■ GIVEN TASK: Transcribe the records below in full; pictures stay out of the copy.

####

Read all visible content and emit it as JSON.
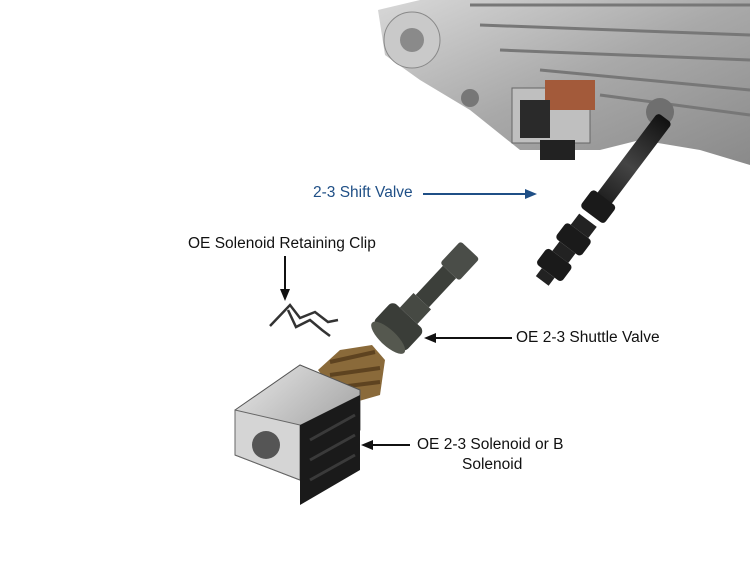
{
  "labels": {
    "shift_valve": "2-3 Shift Valve",
    "retaining_clip": "OE Solenoid Retaining Clip",
    "shuttle_valve": "OE 2-3 Shuttle Valve",
    "solenoid_line1": "OE 2-3 Solenoid or B",
    "solenoid_line2": "Solenoid"
  },
  "colors": {
    "shift_label": "#1f4f86",
    "text": "#111111"
  }
}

####

■ WRITTEN RESPONSE:
Read all visible content and emit it as JSON.
{
  "labels": {
    "shift_valve": "2-3 Shift Valve",
    "retaining_clip": "OE Solenoid Retaining Clip",
    "shuttle_valve": "OE 2-3 Shuttle Valve",
    "solenoid_line1": "OE 2-3 Solenoid or B",
    "solenoid_line2": "Solenoid"
  },
  "colors": {
    "shift_label": "#1f4f86",
    "text": "#111111"
  }
}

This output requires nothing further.